▶ [Exercises]
A: In the liver anatomy flashcards, which two veins meet to form the portal vein, and where do they meet?
B: Please extract the part of the liver anatomy flashcards starting with "What is the role" and going on through "mesenteric vein drain?", word for word.
C: Extend the liver anatomy flashcards with more cards in the same question-and-answer format, picking up after the last card shown.

▶ [Excerpted passage]
=== Section Start ===

Liver Anatomy Flashcards
What are the surfaces of the liver?
- diaphragmatic
- visceral
- bare area
- recesses
What is the subphrenic recess?
Separates the liver from the diaphragm
Divided longitudinally by falciform ligament
What is the hepatorenal recess?
Separates the liver from the right kidney
Where do the subphrenic and hepatorenal recesses meet?
Anteriorly
What are the lobes of the liver?
4 lobes: large right (includes 2 accessory lobes) and left
What are the properties of the liver lobes?
Attached to the anterior wall by the peritoneum via the falciform ligament
What is the falciform ligament?
Divides subphrenic recess into 2 regions
Continues as ligamentum teres
What are the ligaments of the liver?
Falciform ligament
Coronary ligament
Triangular ligament
(all formed from peritoneum)
Posteriorly what are the right and left liver lobes separated into?
- caudate lobe: between fissure for ligamentum venosum and groove for IVC (next to IVC as begins with C), superior
- quadrate lobe: between fissure for ligamentum teres and gall bladder, inferior
- bare area: no periteoneum between A/P coronary ligaments, gallbladder fossa and porta hepatis
What does the lesser omentum connect to the liver?
Hepatoduodenal and hepatogastric ligaments
Lesser omentum is divided into the hepatoduodenal and hepatogastric ligaments
What is the porta hepatis?
- gateway to the liver
- made up of hepatic portal vein, hepatic artery and bile duct
What are the Couinaud segments?
Hepatic artery and portal vein subdivide lobes into eight segments
Divided vertically by hepatic veins and horizontally by left and right portal veins
Each segment has its own vessels (portal triad + hepatic vein)
What is the role of the hepatic vein?
Flow through liver returns through here to IVC
What carries blood into liver lobule sinusoids?
Branches of hepatic artery and portal vein
What forms the portal vein and where?
Splenic and superior mesenteric veins meet posterior to head of pancreas
Where does the inferior mesenteric vein drain?
To splenic vein
What are the portosystemic anastomoses?
Anastomoses between veins of portal circulation and systemic circulation, provides alternative circulatory routes when there is a blockage in liver/portal vein
What is cirrhosis?
consequences of chronic liver disease
replacement of liver tissue by fibrosis, scar tissue and regenerative nodules (due to damage) leading to loss of liver function
What is portal hypertension?
When portal pressure gradient is greater than 5mmHg
What is the portal pressure gradient?
Pressure between portal vein and IVC
What are oesophageal varices?
- occur at anastomoses of left gastric vein with oesophageal veins as gastro-oesophageal junction
- present with haematemesis (vomiting blood)
- treated with oesophageal banding (tie around to cut off blood supply so falls off)

=== Section End ===

▶ [Record extracts]
=== Section Start ===

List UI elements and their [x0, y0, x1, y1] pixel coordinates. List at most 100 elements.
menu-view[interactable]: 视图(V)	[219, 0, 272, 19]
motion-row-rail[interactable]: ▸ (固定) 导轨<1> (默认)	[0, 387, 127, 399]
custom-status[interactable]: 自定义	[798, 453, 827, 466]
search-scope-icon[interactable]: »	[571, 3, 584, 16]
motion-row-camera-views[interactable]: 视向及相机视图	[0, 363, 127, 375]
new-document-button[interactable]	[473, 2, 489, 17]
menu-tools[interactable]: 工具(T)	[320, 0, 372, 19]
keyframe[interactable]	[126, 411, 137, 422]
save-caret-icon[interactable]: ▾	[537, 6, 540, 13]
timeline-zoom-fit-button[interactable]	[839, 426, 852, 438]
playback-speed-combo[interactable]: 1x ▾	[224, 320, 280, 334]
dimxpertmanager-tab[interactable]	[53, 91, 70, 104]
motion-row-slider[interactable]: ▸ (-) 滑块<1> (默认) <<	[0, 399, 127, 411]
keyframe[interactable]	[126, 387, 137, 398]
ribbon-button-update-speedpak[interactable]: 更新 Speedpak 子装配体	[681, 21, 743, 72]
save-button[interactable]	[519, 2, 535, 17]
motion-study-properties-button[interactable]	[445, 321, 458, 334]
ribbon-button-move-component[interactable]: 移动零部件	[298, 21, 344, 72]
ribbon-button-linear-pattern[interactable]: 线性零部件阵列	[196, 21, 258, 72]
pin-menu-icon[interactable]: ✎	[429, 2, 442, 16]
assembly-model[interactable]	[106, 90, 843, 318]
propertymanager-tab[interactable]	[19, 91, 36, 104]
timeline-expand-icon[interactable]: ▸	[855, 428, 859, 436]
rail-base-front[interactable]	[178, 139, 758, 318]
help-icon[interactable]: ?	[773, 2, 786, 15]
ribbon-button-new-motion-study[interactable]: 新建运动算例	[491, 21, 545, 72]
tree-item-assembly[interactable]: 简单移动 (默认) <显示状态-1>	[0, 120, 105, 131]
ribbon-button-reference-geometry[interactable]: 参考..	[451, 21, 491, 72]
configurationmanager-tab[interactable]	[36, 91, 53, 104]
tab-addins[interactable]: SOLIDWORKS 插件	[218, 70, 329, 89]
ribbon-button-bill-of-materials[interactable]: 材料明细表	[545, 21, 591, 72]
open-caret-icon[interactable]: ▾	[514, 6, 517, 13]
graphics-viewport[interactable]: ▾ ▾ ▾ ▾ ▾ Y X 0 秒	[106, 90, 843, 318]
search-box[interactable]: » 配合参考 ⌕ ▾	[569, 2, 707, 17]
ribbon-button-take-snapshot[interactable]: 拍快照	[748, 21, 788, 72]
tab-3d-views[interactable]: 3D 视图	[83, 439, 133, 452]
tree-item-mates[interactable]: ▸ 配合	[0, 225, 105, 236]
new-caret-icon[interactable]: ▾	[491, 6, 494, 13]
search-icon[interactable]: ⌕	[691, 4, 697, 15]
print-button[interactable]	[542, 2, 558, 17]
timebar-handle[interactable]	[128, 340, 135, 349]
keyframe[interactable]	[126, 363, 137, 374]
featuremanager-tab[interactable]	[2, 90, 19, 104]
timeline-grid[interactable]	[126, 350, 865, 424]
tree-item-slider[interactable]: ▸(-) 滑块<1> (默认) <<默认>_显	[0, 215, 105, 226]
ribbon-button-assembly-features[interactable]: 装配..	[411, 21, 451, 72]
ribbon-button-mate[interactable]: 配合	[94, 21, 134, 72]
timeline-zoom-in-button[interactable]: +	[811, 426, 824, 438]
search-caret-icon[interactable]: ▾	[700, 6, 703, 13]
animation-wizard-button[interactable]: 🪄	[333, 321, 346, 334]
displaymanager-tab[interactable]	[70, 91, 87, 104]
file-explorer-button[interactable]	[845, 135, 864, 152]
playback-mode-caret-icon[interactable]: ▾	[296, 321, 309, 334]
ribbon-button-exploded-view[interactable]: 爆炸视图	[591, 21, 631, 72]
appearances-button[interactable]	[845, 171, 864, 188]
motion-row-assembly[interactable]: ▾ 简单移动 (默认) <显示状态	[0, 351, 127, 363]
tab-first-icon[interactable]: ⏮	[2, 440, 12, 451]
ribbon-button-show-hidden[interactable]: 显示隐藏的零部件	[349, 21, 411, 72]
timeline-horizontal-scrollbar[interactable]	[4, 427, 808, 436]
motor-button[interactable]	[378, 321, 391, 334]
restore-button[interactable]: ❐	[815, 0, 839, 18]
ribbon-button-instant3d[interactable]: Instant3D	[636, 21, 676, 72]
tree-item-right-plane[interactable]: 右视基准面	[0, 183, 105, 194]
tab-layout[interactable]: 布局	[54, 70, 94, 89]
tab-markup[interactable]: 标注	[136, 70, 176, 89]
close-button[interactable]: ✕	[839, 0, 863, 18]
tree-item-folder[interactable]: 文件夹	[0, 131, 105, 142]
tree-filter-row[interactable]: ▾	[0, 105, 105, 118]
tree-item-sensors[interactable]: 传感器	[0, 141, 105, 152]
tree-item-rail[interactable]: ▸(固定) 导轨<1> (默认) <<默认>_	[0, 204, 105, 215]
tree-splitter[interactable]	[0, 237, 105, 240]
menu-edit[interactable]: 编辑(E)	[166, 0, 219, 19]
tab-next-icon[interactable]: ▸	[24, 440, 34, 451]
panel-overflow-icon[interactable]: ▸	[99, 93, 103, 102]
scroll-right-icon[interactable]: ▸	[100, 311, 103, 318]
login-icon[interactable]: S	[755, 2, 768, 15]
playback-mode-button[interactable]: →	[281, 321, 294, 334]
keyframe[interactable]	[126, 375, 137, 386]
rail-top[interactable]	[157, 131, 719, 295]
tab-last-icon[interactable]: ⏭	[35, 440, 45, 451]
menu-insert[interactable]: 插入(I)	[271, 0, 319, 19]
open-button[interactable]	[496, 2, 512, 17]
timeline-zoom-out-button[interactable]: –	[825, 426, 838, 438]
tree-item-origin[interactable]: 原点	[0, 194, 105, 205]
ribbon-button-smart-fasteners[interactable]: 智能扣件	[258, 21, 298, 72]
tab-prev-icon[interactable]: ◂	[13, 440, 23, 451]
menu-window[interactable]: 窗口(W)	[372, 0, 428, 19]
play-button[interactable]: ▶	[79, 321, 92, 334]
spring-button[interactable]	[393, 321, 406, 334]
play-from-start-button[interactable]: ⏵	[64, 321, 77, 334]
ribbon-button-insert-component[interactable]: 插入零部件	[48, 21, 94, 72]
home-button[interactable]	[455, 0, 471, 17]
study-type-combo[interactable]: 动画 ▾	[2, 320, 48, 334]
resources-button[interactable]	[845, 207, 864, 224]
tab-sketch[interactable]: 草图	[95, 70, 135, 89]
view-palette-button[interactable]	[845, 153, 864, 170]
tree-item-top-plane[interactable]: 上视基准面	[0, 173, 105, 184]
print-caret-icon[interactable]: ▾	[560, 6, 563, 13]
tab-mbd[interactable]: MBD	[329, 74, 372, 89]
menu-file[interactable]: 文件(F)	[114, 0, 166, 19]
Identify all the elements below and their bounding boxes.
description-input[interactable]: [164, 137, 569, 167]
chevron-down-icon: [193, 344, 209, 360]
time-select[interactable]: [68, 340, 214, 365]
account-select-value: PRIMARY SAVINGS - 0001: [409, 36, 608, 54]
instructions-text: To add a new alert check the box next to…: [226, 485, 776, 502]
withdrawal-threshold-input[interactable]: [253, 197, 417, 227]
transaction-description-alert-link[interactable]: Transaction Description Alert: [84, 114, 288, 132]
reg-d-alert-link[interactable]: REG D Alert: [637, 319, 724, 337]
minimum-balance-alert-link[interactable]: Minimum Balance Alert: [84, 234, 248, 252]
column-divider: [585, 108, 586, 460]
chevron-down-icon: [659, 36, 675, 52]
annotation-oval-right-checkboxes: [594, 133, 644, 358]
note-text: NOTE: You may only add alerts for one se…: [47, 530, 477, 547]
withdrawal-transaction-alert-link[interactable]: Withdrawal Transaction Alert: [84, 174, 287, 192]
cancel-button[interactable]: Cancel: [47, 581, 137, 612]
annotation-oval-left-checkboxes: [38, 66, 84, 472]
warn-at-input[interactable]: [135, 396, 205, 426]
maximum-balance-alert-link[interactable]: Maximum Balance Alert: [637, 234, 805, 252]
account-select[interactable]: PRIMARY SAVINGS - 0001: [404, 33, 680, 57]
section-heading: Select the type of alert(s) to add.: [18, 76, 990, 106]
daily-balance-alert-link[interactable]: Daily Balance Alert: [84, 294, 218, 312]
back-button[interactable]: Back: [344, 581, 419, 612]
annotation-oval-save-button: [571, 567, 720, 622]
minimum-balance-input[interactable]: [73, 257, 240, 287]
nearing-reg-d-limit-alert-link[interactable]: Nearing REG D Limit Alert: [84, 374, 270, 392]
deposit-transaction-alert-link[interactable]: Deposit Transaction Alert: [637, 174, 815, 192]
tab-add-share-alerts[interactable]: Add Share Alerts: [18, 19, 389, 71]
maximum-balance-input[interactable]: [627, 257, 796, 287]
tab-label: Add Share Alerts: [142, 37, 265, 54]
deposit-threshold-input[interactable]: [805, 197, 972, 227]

=== Section End ===

▶ [Results for each task]
A: The splenic and superior mesenteric veins meet posterior to the head of the pancreas.

B:
What is the role of the hepatic vein?
Flow through liver returns through here to IVC
What carries blood into liver lobule sinusoids?
Branches of hepatic artery and portal vein
What forms the portal vein and where?
Splenic and superior mesenteric veins meet posterior to head of pancreas
Where does the inferior mesenteric vein drain?

C:
- portal hypertension so blood cannot get through liver and backtracks up oesophagus to systemic system which is not built for overload so vessels twist
What are some causes of oesophageal varices?
- peptic/gastroduodenal ulcers
- tumors
- erosion of oesophagus
- gastroenteritis
What is ascites?
- fluid in peritoneal space
- due to: portal hypertension, hypoalbuminemia, aldosterone related renal sodium retention with consequent blood volume expansion
What is caput medusae?
- recanalized umbilical vein within falciform ligament
- paraumbilical veins radiate superiorly to intercostal veins and inferiorly to inferior epigastric vein
How can you tell the difference between haemorrhoids and ano-rectal varices?
Rectal varices are not haemorrhoids
rectal varices - due to portal hypertension as formation of portosystemic shunts, bleed massively
Varices always due to portal hypertension but haemorrhoids not always
Which veins are portal and which are systemic?
Systemic - internal iliac vein, middle rectal vein, inferior rectal vein
Portal - inferior mesenteric vein, superior rectal vein
What drains the oesophagus?
Portal - left gastric vein
Systemic - azygos and hemiazygos
- oesophageal varices, haematemesis
What drains the rectum?
Portal - superior rectal vein
Systemic - inferior rectal vein
- recto-anal varices
What drains the anterior abdominal wall?
Portal - paraumbilical veins
Systemic - intercostal and inferior epigastric veins
- caput medusae
What drains the retro-peritonel organs?
Portal - duodenal, pancreatic, right/left colic veins
Systemic - lumbar veins
- retroperitoneal haemorrhage
What are the parts of the biliary tree?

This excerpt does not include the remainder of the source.